- [Work to do]
a) Summarize the forum thread on Idea and Vodafone 3G in two sentences.
b) Extend the forum thread on Idea and Vodafone 3G from its final line.

- [Supplied passage]
* * * * *
# 3g - Idea & Vodafone



## Charley (Apr 12, 2015)

I need 3g (1 mpbs++) plans for my mobile for 2 weeks usage. Any site links for Vodafone & idea?


----------



## ithehappy (Apr 13, 2015)

Don't understand the topic.

No idea about Idea but on Vodafone you can simply dial *111# and browse via the on-screen menu.


----------



## $hadow (Apr 13, 2015)

Check out the official sites for your area. Each state has different plans.


----------



## Charley (Apr 13, 2015)

ithehappy said:


> Don't understand the topic.



I read here, some members get 3g speeds on Vodafone at 7-8 mbps, bsnl at 10 mbps. Please explain.



$hadow said:


> Check out the official sites for your area. Each state has different plans.


----------



## .jRay. (Apr 13, 2015)

I have vodafone 3g in mumbai. It sucks to be honest. Worst 3g ive experienced. Maximum i get is around 1mbps whereas i used to get 8-9 mpbs on reliance 3g. Only good thing about Vodafone 3g is good coverage and no call drops.


----------



## ithehappy (Apr 13, 2015)

Charley said:


> I read here, some members get 3g speeds on Vodafone at 7-8 mbps, bsnl at 10 mbps. Please explain.
* * * * *
[Layout records]
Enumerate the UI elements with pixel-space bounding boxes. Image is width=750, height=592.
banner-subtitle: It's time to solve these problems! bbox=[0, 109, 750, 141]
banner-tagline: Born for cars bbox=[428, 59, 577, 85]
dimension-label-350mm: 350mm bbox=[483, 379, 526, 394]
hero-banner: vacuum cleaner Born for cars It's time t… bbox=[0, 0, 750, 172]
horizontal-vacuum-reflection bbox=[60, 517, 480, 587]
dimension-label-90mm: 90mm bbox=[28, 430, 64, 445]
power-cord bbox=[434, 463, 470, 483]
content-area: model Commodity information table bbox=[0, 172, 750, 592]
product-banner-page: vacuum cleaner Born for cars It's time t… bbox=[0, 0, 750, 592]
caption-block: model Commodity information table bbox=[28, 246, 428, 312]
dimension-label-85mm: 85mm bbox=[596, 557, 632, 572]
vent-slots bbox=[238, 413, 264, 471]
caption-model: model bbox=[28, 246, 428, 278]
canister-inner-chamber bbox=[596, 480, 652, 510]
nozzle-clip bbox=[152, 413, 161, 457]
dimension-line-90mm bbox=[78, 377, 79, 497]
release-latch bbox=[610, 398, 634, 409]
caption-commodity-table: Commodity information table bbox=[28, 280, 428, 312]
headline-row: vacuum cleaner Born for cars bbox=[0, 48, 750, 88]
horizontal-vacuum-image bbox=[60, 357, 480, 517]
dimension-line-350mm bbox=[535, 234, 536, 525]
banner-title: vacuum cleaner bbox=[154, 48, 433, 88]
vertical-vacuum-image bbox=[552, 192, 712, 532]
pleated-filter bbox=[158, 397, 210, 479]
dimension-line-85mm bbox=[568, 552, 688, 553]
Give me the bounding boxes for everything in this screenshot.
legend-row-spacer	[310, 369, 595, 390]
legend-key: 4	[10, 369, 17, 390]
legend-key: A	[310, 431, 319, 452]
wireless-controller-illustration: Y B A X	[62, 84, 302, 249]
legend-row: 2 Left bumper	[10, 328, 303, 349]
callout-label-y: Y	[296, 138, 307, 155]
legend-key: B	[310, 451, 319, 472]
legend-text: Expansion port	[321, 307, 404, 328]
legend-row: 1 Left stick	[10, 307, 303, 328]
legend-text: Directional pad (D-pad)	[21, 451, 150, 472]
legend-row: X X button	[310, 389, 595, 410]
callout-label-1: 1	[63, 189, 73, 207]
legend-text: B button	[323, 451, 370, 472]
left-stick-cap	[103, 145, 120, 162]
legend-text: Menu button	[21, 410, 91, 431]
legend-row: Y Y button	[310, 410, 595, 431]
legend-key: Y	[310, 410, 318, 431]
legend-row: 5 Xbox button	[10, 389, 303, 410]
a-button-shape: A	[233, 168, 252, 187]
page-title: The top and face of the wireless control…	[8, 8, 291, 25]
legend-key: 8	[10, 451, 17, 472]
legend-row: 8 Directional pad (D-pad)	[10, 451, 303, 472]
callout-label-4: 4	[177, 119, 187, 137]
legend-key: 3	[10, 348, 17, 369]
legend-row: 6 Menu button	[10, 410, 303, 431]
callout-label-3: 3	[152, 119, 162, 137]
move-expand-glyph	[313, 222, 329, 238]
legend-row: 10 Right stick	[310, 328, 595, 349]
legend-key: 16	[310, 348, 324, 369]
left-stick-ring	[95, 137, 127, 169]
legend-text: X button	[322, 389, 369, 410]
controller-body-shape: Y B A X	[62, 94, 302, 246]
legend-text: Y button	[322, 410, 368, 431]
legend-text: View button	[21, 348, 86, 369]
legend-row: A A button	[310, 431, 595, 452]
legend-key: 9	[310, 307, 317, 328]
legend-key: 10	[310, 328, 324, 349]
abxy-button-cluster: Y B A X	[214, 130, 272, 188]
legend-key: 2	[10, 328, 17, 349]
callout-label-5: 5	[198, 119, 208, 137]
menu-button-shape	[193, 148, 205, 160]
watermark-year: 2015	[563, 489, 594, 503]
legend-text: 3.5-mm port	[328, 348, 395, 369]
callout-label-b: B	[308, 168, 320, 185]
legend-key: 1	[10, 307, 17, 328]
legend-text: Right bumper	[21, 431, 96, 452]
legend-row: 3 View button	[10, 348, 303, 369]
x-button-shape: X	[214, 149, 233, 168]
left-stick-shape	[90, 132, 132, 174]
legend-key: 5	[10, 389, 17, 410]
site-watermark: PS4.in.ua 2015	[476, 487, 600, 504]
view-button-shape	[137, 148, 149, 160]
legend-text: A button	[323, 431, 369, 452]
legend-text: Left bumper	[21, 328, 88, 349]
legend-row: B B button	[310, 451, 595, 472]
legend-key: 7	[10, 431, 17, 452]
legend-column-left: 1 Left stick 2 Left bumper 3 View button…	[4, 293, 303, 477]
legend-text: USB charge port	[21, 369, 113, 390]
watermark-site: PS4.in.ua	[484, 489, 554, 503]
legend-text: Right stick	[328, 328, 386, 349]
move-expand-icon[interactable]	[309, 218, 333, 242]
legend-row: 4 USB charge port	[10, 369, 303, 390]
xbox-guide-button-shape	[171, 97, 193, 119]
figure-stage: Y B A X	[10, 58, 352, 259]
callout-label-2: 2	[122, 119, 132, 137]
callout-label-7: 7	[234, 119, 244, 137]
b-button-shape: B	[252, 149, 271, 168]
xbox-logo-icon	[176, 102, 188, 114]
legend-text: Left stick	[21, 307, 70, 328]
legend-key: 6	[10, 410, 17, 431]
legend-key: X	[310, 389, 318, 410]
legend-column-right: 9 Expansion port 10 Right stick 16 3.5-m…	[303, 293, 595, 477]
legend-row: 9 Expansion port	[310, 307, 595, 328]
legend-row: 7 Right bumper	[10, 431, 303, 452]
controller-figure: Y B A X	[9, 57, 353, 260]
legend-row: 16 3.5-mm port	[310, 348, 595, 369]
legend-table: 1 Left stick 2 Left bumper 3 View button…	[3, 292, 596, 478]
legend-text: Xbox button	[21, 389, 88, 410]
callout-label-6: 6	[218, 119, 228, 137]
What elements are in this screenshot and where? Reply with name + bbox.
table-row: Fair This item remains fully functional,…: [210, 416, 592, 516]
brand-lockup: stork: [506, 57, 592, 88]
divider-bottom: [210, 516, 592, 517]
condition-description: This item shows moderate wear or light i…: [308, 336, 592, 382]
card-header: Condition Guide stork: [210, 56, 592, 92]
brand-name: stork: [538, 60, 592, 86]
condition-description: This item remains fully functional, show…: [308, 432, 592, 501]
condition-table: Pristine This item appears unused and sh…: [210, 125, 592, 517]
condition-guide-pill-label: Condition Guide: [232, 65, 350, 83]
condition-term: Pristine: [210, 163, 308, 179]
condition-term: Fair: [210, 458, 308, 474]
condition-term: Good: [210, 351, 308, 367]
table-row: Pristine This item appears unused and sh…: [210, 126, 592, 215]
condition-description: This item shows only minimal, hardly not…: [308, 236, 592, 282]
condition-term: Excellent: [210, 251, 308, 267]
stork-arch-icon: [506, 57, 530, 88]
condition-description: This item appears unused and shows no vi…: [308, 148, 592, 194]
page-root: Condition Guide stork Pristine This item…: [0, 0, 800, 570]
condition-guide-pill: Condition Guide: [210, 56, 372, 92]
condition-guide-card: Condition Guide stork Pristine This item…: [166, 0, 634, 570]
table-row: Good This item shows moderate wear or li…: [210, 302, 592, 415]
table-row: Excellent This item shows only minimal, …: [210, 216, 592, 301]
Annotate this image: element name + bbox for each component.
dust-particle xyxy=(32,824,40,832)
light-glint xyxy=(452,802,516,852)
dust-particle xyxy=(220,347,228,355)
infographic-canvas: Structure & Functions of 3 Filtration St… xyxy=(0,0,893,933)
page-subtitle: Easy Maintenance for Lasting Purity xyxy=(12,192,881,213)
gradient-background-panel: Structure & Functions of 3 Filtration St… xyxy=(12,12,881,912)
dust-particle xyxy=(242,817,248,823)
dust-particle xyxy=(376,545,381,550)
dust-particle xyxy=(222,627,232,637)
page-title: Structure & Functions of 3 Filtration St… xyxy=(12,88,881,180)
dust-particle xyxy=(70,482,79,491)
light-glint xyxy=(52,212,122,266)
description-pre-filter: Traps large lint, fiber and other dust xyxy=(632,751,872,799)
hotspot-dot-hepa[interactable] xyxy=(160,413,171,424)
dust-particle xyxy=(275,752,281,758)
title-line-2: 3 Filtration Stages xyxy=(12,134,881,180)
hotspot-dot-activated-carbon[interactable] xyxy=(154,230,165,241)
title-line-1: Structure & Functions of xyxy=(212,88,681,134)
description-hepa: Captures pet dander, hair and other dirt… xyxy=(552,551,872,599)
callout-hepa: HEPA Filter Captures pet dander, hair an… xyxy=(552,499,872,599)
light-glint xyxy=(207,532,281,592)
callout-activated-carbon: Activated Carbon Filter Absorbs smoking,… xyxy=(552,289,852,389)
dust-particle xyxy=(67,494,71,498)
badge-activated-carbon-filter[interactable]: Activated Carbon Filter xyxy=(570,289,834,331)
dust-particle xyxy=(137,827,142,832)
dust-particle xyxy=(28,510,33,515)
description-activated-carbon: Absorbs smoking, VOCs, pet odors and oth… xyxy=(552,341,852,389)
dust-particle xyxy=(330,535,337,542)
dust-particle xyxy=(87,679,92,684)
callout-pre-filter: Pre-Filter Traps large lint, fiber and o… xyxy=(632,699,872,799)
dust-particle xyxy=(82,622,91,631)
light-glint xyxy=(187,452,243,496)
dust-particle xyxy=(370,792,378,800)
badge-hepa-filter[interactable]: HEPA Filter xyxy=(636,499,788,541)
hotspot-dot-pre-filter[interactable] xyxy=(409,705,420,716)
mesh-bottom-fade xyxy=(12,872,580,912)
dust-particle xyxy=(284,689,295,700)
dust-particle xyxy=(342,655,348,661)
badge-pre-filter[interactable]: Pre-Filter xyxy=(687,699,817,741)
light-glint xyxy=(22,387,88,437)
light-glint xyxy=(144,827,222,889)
* * * * *
- [Final answers]
a) Charley asks for links to Vodafone and Idea 3G plans of 1 Mbps or more for two weeks of mobile use; ithehappy suggests dialing *111# for Vodafone, and $hadow says plans differ by state and points to the official sites. .jRay., who has Vodafone 3G in Mumbai, reports a maximum of about 1 Mbps, compared with the 8-9 Mbps he used to get on Reliance 3G, though he credits Vodafone with good coverage and no call drops.

b)
I am one of those members then. Let me be absolutely clear that I don't use 3G/H+ that much as my office and home both have UL WiFi, I only need to use data when I am travelling. I mean I recharge with 251 rupees every month all right but at the end of the month I see that I haven't used even half data.

I have got 10+ mbps speeds on several occasions, the max I saw was 13 mbps, I think I have few screenshots posted in the Post your speedtest results topic too. I have never seen it going below 2 mbps, never.

It will always depend on your location though, and I live in a small town.

PS: There's quite significant throttling though, I mean if you use a lot of data in a session at 6-7 mbps, then in next session there will be throttling, you won't get more than 2-3 mbps.


----------



## Prameet (Jul 11, 2015)

indeed Vodafone 3G Network is better atleast for Maharashtra circle


----------



## vidhubhushan (Jul 13, 2015)

ts needed only for 2 weeks and its almost 3 months so i assume his need must have been fulfilled long back.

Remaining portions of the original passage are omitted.